Data entries

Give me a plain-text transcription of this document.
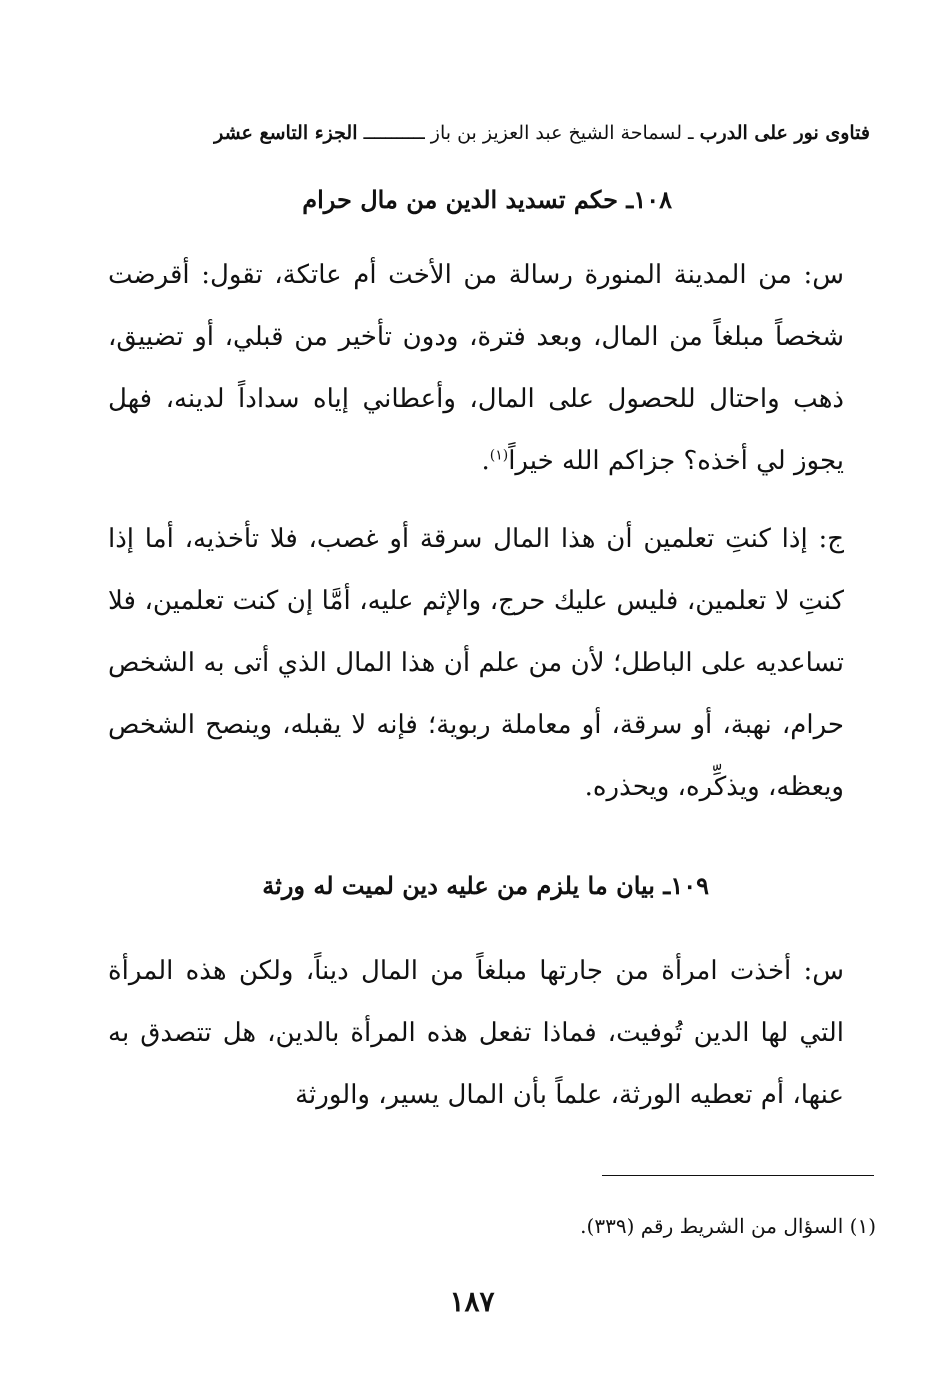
فتاوى نور على الدرب ـ لسماحة الشيخ عبد العزيز بن باز ـــــــــــ الجزء التاسع عشر
١٠٨ـ حكم تسديد الدين من مال حرام

س: من المدينة المنورة رسالة من الأخت أم عاتكة، تقول: أقرضت شخصاً مبلغاً من المال، وبعد فترة، ودون تأخير من قبلي، أو تضييق، ذهب واحتال للحصول على المال، وأعطاني إياه سداداً لدينه، فهل يجوز لي أخذه؟ جزاكم الله خيراً$^{(١)}$.

ج: إذا كنتِ تعلمين أن هذا المال سرقة أو غصب، فلا تأخذيه، أما إذا كنتِ لا تعلمين، فليس عليك حرج، والإثم عليه، أمَّا إن كنت تعلمين، فلا تساعديه على الباطل؛ لأن من علم أن هذا المال الذي أتى به الشخص حرام، نهبة، أو سرقة، أو معاملة ربوية؛ فإنه لا يقبله، وينصح الشخص ويعظه، ويذكِّره، ويحذره.

١٠٩ـ بيان ما يلزم من عليه دين لميت له ورثة

س: أخذت امرأة من جارتها مبلغاً من المال ديناً، ولكن هذه المرأة التي لها الدين تُوفيت، فماذا تفعل هذه المرأة بالدين، هل تتصدق به عنها، أم تعطيه الورثة، علماً بأن المال يسير، والورثة

(١) السؤال من الشريط رقم (٣٣٩).
١٨٧
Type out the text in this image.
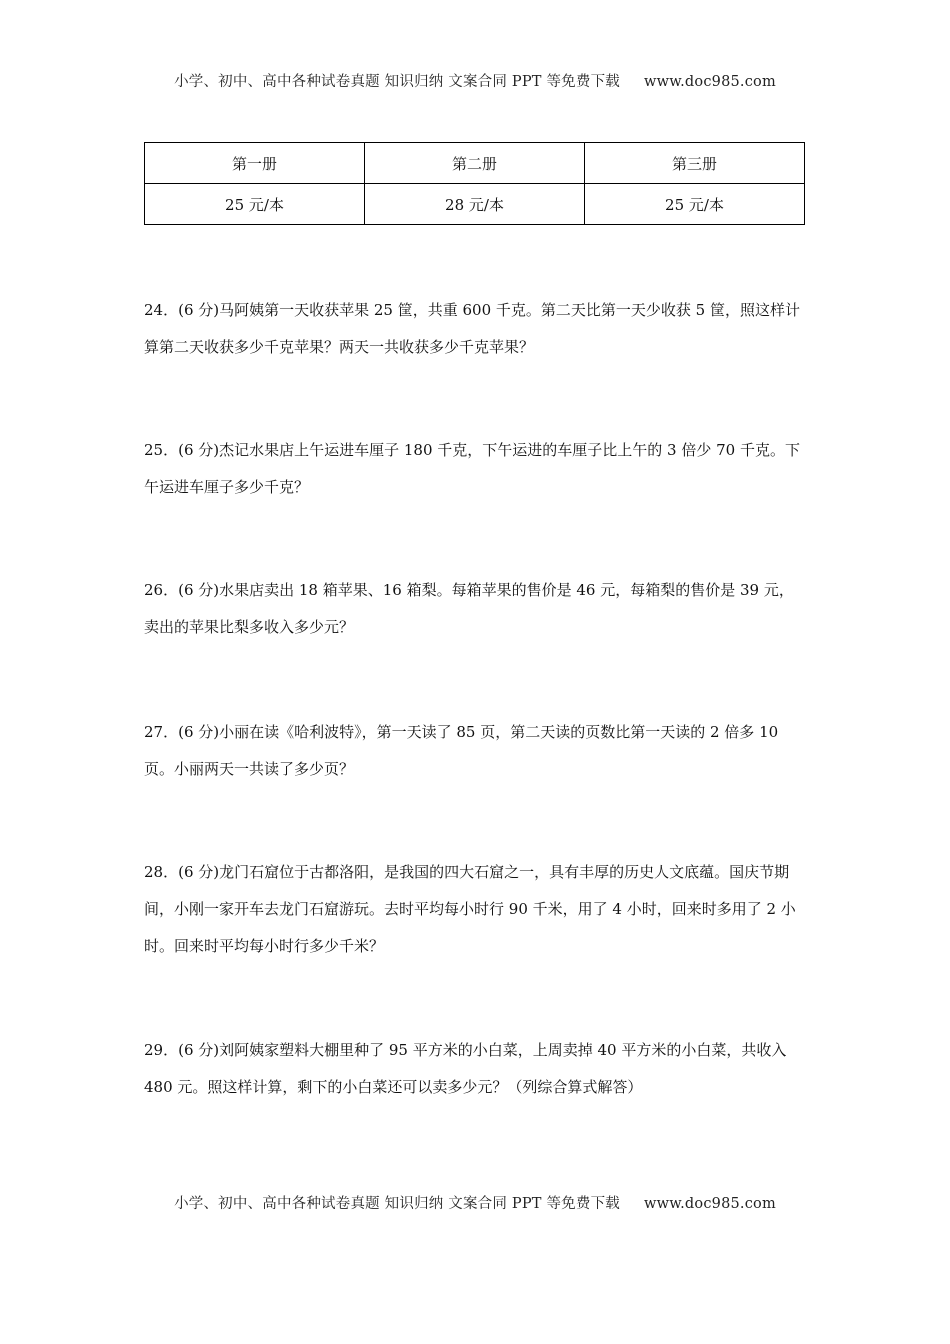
小学、初中、高中各种试卷真题 知识归纳 文案合同 PPT 等免费下载 www.doc985.com
第一册	第二册	第三册
25 元/本	28 元/本	25 元/本

24．(6 分)马阿姨第一天收获苹果 25 筐，共重 600 千克。第二天比第一天少收获 5 筐，照这样计算第二天收获多少千克苹果？两天一共收获多少千克苹果？

25．(6 分)杰记水果店上午运进车厘子 180 千克，下午运进的车厘子比上午的 3 倍少 70 千克。下午运进车厘子多少千克？

26．(6 分)水果店卖出 18 箱苹果、16 箱梨。每箱苹果的售价是 46 元，每箱梨的售价是 39 元，卖出的苹果比梨多收入多少元？

27．(6 分)小丽在读《哈利波特》，第一天读了 85 页，第二天读的页数比第一天读的 2 倍多 10 页。小丽两天一共读了多少页？

28．(6 分)龙门石窟位于古都洛阳，是我国的四大石窟之一，具有丰厚的历史人文底蕴。国庆节期间，小刚一家开车去龙门石窟游玩。去时平均每小时行 90 千米，用了 4 小时，回来时多用了 2 小时。回来时平均每小时行多少千米？

29．(6 分)刘阿姨家塑料大棚里种了 95 平方米的小白菜，上周卖掉 40 平方米的小白菜，共收入 480 元。照这样计算，剩下的小白菜还可以卖多少元？（列综合算式解答）

小学、初中、高中各种试卷真题 知识归纳 文案合同 PPT 等免费下载 www.doc985.com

Job: In the records above, find the line containing "Type out the text in this image.", then please restate it and each line after it word for word, pictures excluded.

Written response:
Type out the text in this image.
小学、初中、高中各种试卷真题 知识归纳 文案合同 PPT 等免费下载 www.doc985.com
第一册	第二册	第三册
25 元/本	28 元/本	25 元/本

24．(6 分)马阿姨第一天收获苹果 25 筐，共重 600 千克。第二天比第一天少收获 5 筐，照这样计算第二天收获多少千克苹果？两天一共收获多少千克苹果？

25．(6 分)杰记水果店上午运进车厘子 180 千克，下午运进的车厘子比上午的 3 倍少 70 千克。下午运进车厘子多少千克？

26．(6 分)水果店卖出 18 箱苹果、16 箱梨。每箱苹果的售价是 46 元，每箱梨的售价是 39 元，卖出的苹果比梨多收入多少元？

27．(6 分)小丽在读《哈利波特》，第一天读了 85 页，第二天读的页数比第一天读的 2 倍多 10 页。小丽两天一共读了多少页？

28．(6 分)龙门石窟位于古都洛阳，是我国的四大石窟之一，具有丰厚的历史人文底蕴。国庆节期间，小刚一家开车去龙门石窟游玩。去时平均每小时行 90 千米，用了 4 小时，回来时多用了 2 小时。回来时平均每小时行多少千米？

29．(6 分)刘阿姨家塑料大棚里种了 95 平方米的小白菜，上周卖掉 40 平方米的小白菜，共收入 480 元。照这样计算，剩下的小白菜还可以卖多少元？（列综合算式解答）

小学、初中、高中各种试卷真题 知识归纳 文案合同 PPT 等免费下载 www.doc985.com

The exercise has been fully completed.